[[ TEXT UNDER STUDY, beginning ]]
You are viewing a plain text version of this content. The canonical link for it is here.
Posted to commits@subversion.apache.org by hw...@apache.org on 2012/02/08 02:55:55 UTC

svn commit: r1241733 - /subversion/trunk/subversion/libsvn_delta/compat.c

Author: hwright
Date: Wed Feb  8 01:55:54 2012
New Revision: 1241733

URL: http://svn.apache.org/viewvc?rev=1241733&view=rev
Log:
Ev2 shims: Make sure that if we are providing content to alter_file(), we
are also providing a checksum.

* subversion/libsvn_delta/compat.c
  (path_checksum_args): Remove checksum member.
  (process_actions): Checksum the content file.
  (ev2_apply_textdelta): Don't checksum the output stream.

Modified:
    subversion/trunk/subversion/libsvn_delta/compat.c

Modified: subversion/trunk/subversion/libsvn_delta/compat.c
URL: http://svn.apache.org/viewvc/subversion/trunk/subversion/libsvn_delta/compat.c?rev=1241733&r1=1241732&r2=1241733&view=diff
==============================================================================
--- subversion/trunk/subversion/libsvn_delta/compat.c (original)
+++ subversion/trunk/subversion/libsvn_delta/compat.c Wed Feb  8 01:55:54 2012
@@ -203,7 +203,6 @@ struct path_checksum_args
 {
   const char *path;
   svn_revnum_t base_revision;
-  svn_checksum_t *checksum;
 };
 
 static svn_error_t *
@@ -340,9 +339,10 @@ process_actions(void *edit_baton,
               /* We can only set text on files. */
               kind = svn_node_file;
 
+              SVN_ERR(svn_io_file_checksum2(&checksum, pca->path,
+                                            svn_checksum_sha1, scratch_pool));
               SVN_ERR(svn_stream_open_readonly(&contents, pca->path,
                                                scratch_pool, scratch_pool));
-              checksum = pca->checksum;
 
               if (!SVN_IS_VALID_REVNUM(text_base_revision))
[[ TEXT UNDER STUDY, end ]]
[[ RECORD EXTRACTS, beginning ]]
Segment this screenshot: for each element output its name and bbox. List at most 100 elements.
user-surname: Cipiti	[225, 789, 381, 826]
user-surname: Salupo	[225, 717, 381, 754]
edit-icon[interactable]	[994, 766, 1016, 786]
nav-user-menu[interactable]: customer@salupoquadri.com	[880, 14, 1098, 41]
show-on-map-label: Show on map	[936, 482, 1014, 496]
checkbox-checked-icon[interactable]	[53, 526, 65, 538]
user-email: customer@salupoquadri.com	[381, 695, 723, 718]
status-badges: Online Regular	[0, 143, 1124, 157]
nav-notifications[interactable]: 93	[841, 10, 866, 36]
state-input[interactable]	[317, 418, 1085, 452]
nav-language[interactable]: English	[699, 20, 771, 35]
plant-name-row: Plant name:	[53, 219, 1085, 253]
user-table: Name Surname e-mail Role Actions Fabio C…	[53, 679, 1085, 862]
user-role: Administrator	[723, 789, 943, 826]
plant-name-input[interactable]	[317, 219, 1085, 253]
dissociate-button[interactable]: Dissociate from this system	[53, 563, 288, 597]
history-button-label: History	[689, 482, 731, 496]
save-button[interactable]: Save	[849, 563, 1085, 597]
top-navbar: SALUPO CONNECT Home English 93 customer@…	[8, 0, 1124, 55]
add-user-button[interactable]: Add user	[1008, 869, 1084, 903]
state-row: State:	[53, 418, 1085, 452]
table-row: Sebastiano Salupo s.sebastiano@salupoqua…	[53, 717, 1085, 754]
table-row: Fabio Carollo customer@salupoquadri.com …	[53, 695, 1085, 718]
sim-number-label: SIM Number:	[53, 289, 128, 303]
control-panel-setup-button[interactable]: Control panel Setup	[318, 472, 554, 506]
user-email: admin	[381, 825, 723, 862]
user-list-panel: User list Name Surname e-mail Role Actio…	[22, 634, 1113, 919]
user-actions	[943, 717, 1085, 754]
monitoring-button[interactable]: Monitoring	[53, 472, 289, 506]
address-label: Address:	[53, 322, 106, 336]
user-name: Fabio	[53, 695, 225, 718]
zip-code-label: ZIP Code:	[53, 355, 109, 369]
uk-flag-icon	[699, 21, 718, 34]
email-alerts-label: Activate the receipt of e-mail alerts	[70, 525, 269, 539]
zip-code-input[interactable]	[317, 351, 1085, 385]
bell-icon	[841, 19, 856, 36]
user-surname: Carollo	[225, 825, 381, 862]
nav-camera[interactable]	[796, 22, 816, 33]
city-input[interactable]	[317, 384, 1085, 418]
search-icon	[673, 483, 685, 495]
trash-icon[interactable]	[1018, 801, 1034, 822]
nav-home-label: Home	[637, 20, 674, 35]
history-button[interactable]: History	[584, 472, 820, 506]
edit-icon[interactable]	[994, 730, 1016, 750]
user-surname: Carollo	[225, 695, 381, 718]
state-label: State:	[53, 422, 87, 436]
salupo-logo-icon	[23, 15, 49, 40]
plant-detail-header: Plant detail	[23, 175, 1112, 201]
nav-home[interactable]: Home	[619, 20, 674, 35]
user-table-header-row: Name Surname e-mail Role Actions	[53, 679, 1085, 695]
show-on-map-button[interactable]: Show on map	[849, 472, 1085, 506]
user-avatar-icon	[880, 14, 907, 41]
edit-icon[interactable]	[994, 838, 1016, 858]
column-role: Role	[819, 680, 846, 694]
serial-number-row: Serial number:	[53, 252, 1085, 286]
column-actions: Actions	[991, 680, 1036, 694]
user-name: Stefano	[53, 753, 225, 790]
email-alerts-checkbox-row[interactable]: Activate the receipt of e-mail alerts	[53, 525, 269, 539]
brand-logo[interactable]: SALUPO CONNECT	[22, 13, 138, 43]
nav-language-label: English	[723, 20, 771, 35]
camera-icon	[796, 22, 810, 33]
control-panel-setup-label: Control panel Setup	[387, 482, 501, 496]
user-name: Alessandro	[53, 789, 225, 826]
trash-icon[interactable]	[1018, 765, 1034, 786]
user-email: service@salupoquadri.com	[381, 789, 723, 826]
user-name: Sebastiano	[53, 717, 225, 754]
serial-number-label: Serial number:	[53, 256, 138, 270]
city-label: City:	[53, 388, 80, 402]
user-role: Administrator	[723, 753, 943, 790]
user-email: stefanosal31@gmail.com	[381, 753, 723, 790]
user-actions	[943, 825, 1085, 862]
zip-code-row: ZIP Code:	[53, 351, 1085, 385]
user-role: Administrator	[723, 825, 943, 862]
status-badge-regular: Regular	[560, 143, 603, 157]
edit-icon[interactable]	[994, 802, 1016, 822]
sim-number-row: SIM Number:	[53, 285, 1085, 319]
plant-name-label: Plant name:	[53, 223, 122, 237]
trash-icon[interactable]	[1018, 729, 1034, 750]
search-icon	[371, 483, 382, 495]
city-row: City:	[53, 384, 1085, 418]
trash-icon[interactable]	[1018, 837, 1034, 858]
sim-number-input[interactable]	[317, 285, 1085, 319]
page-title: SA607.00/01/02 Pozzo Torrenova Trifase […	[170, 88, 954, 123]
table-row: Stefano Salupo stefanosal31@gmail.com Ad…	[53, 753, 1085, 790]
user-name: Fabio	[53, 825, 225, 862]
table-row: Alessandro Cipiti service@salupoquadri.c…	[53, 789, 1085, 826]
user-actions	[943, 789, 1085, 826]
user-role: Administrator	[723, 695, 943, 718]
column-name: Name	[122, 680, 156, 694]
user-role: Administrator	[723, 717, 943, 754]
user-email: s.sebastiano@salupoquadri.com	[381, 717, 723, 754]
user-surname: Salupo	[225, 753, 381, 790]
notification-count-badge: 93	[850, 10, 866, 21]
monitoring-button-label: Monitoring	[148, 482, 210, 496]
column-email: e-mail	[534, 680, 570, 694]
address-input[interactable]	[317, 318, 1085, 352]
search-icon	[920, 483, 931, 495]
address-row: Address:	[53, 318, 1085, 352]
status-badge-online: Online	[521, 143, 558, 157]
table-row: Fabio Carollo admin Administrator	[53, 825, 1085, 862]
[[ RECORD EXTRACTS, end ]]
→ QUESTIONS:
#1 Reproduce the stretch of the Subversion commit notice from "URL: http://svn.apache.org/viewvc?rev=1241733&view=rev" through "the content file.".
#2 Resume the Subversion commit notice, beginning after its last line shown.

→ ANSWER SET:
#1
URL: http://svn.apache.org/viewvc?rev=1241733&view=rev
Log:
Ev2 shims: Make sure that if we are providing content to alter_file(), we
are also providing a checksum.

* subversion/libsvn_delta/compat.c
  (path_checksum_args): Remove checksum member.
  (process_actions): Checksum the content file.

#2
                 text_base_revision = pca->base_revision;
@@ -779,11 +779,6 @@ ev2_apply_textdelta(void *file_baton,
                                  svn_io_file_del_on_pool_cleanup,
                                  fb->eb->edit_pool, result_pool));
 
-  /* Wrap our target with a checksum'ing stream. */
-  target = svn_stream_checksummed2(target, NULL, &pca->checksum,
-                                   svn_checksum_sha1, TRUE,
-                                   fb->eb->edit_pool);
-
   svn_txdelta_apply(source, target,
                     NULL, NULL,
                     handler_pool,



Re: Ev2: providing checksums of files Re: svn commit: r1241733 - /subversion/trunk/subversion/libsvn_delta/compat.c

Posted by Daniel Shahaf <da...@elego.de>.
Hyrum K Wright wrote on Thu, Feb 09, 2012 at 13:16:13 -0600:
> On Thu, Feb 9, 2012 at 1:05 PM, Daniel Shahaf <da...@elego.de> wrote:
> > Hyrum K Wright wrote on Thu, Feb 09, 2012 at 12:54:50 -0600:
> >> (I'll also note that we actually *do* have a checksum by this point,
> >> only it is the md5 provided by close_file(), and Ev2 uses sha1s
> >> exclusively, so we have to recalculate.  I suspect this will be a
> >
> > Only sha1?  It allows neither md5 nor sha256?  Why?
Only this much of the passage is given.